WRITTEN INSTRUCTION
Copy the records that follow exactly as written, but not their pictures.

SOURCE RECORDS
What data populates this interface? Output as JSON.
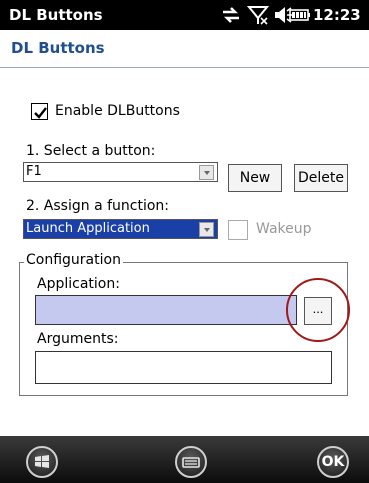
{
  "status_bar": {
    "title": "DL Buttons",
    "time": "12:23"
  },
  "header": {
    "title": "DL Buttons"
  },
  "enable_dlbuttons": {
    "label": "Enable DLButtons",
    "checked": true
  },
  "select_button": {
    "label": "1. Select a button:",
    "value": "F1"
  },
  "buttons": {
    "new": "New",
    "delete": "Delete"
  },
  "assign_function": {
    "label": "2. Assign a function:",
    "value": "Launch Application"
  },
  "wakeup": {
    "label": "Wakeup",
    "checked": false,
    "enabled": false
  },
  "configuration": {
    "legend": "Configuration",
    "application_label": "Application:",
    "application_value": "",
    "browse_label": "...",
    "arguments_label": "Arguments:",
    "arguments_value": ""
  },
  "bottom_bar": {
    "ok_label": "OK"
  },
  "colors": {
    "status_bar_bg": "#000000",
    "header_text": "#1f4f8f",
    "selection": "#1a40a8",
    "field_fill": "#c5c8ef",
    "highlight_ring": "#a01818"
  }
}
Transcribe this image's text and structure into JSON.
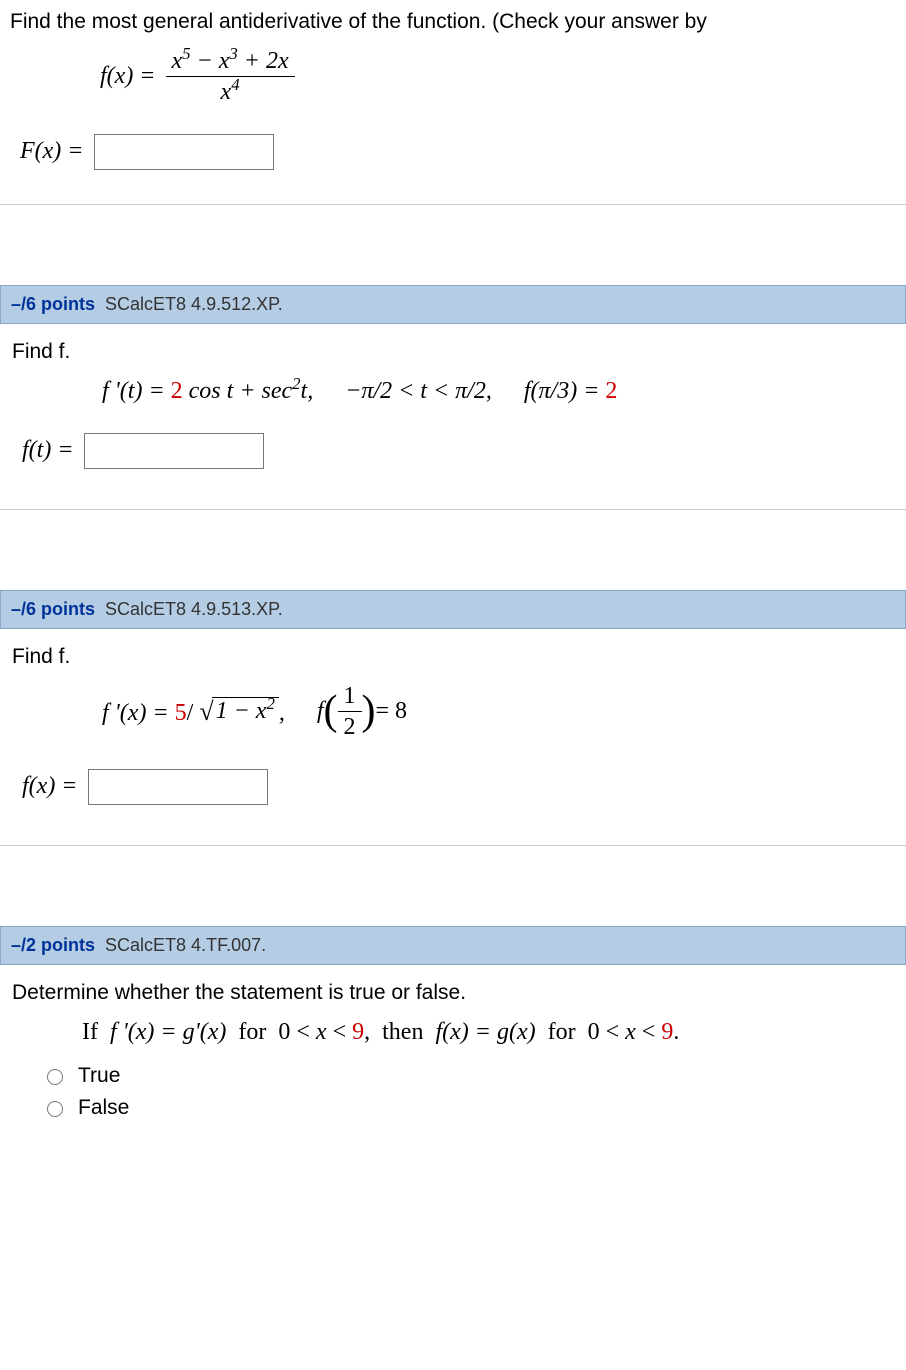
{
  "q1": {
    "prompt": "Find the most general antiderivative of the function. (Check your answer by",
    "func_lhs": "f(x) = ",
    "num": "x",
    "num_e1": "5",
    "num_m": " − x",
    "num_e2": "3",
    "num_r": " + 2x",
    "den": "x",
    "den_e": "4",
    "ans_label": "F(x) = "
  },
  "q2": {
    "points": "–/6 points",
    "ref": "SCalcET8 4.9.512.XP.",
    "prompt": "Find f.",
    "expr_a": "f '(t) = ",
    "expr_b": "2",
    "expr_c": " cos t + sec",
    "expr_d": "2",
    "expr_e": "t,",
    "cond": "−π/2 < t < π/2,",
    "init": "f(π/3) = ",
    "init_v": "2",
    "ans_label": "f(t) = "
  },
  "q3": {
    "points": "–/6 points",
    "ref": "SCalcET8 4.9.513.XP.",
    "prompt": "Find f.",
    "expr_a": "f '(x) = ",
    "coef": "5",
    "slash": "/",
    "sqrt_body_a": "1 − x",
    "sqrt_body_e": "2",
    "comma": ",",
    "f_of": "f",
    "half_num": "1",
    "half_den": "2",
    "eq8": " = 8",
    "ans_label": "f(x) = "
  },
  "q4": {
    "points": "–/2 points",
    "ref": "SCalcET8 4.TF.007.",
    "prompt": "Determine whether the statement is true or false.",
    "stmt_a": "If  f '(x) = g'(x)  for  0 < x < ",
    "stmt_b": "9",
    "stmt_c": ",  then  f(x) = g(x)  for  0 < x < ",
    "stmt_d": "9",
    "stmt_e": ".",
    "opt_true": "True",
    "opt_false": "False"
  }
}
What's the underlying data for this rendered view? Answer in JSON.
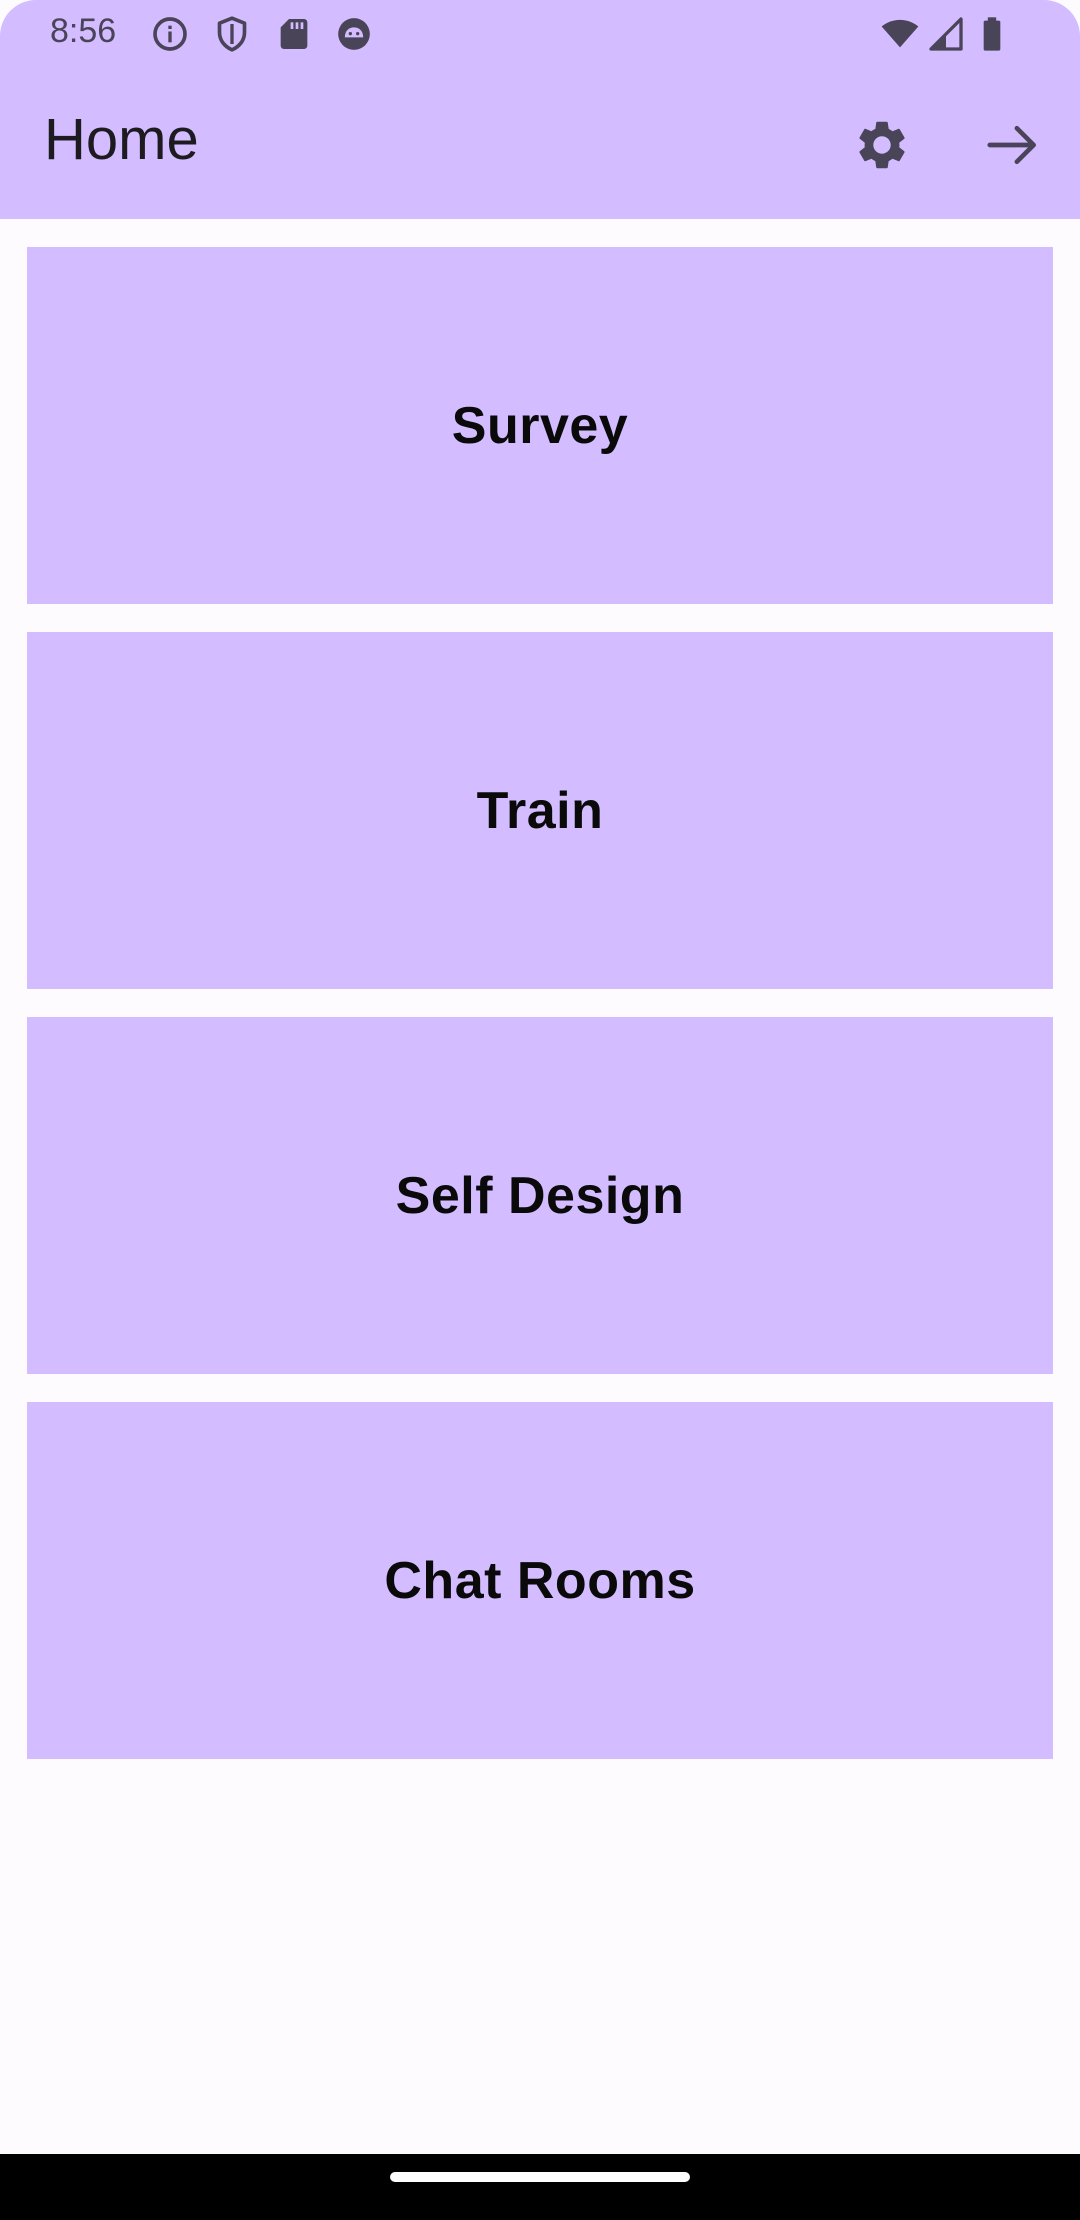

THE SOLUTION
What data populates this interface? Output as JSON.
{
  "status_bar": {
    "title": "DL Buttons",
    "time": "12:23"
  },
  "header": {
    "title": "DL Buttons"
  },
  "enable_dlbuttons": {
    "label": "Enable DLButtons",
    "checked": true
  },
  "select_button": {
    "label": "1. Select a button:",
    "value": "F1"
  },
  "buttons": {
    "new": "New",
    "delete": "Delete"
  },
  "assign_function": {
    "label": "2. Assign a function:",
    "value": "Launch Application"
  },
  "wakeup": {
    "label": "Wakeup",
    "checked": false,
    "enabled": false
  },
  "configuration": {
    "legend": "Configuration",
    "application_label": "Application:",
    "application_value": "",
    "browse_label": "...",
    "arguments_label": "Arguments:",
    "arguments_value": ""
  },
  "bottom_bar": {
    "ok_label": "OK"
  },
  "colors": {
    "status_bar_bg": "#000000",
    "header_text": "#1f4f8f",
    "selection": "#1a40a8",
    "field_fill": "#c5c8ef",
    "highlight_ring": "#a01818"
  }
}
Transcribe this image's text and structure into JSON.
{
  "q1": {
    "prompt": "Find the most general antiderivative of the function. (Check your answer by",
    "func_lhs": "f(x) = ",
    "num": "x",
    "num_e1": "5",
    "num_m": " − x",
    "num_e2": "3",
    "num_r": " + 2x",
    "den": "x",
    "den_e": "4",
    "ans_label": "F(x) = "
  },
  "q2": {
    "points": "–/6 points",
    "ref": "SCalcET8 4.9.512.XP.",
    "prompt": "Find f.",
    "expr_a": "f '(t) = ",
    "expr_b": "2",
    "expr_c": " cos t + sec",
    "expr_d": "2",
    "expr_e": "t,",
    "cond": "−π/2 < t < π/2,",
    "init": "f(π/3) = ",
    "init_v": "2",
    "ans_label": "f(t) = "
  },
  "q3": {
    "points": "–/6 points",
    "ref": "SCalcET8 4.9.513.XP.",
    "prompt": "Find f.",
    "expr_a": "f '(x) = ",
    "coef": "5",
    "slash": "/",
    "sqrt_body_a": "1 − x",
    "sqrt_body_e": "2",
    "comma": ",",
    "f_of": "f",
    "half_num": "1",
    "half_den": "2",
    "eq8": " = 8",
    "ans_label": "f(x) = "
  },
  "q4": {
    "points": "–/2 points",
    "ref": "SCalcET8 4.TF.007.",
    "prompt": "Determine whether the statement is true or false.",
    "stmt_a": "If  f '(x) = g'(x)  for  0 < x < ",
    "stmt_b": "9",
    "stmt_c": ",  then  f(x) = g(x)  for  0 < x < ",
    "stmt_d": "9",
    "stmt_e": ".",
    "opt_true": "True",
    "opt_false": "False"
  }
}
What's the underlying data for this rendered view? Answer in JSON.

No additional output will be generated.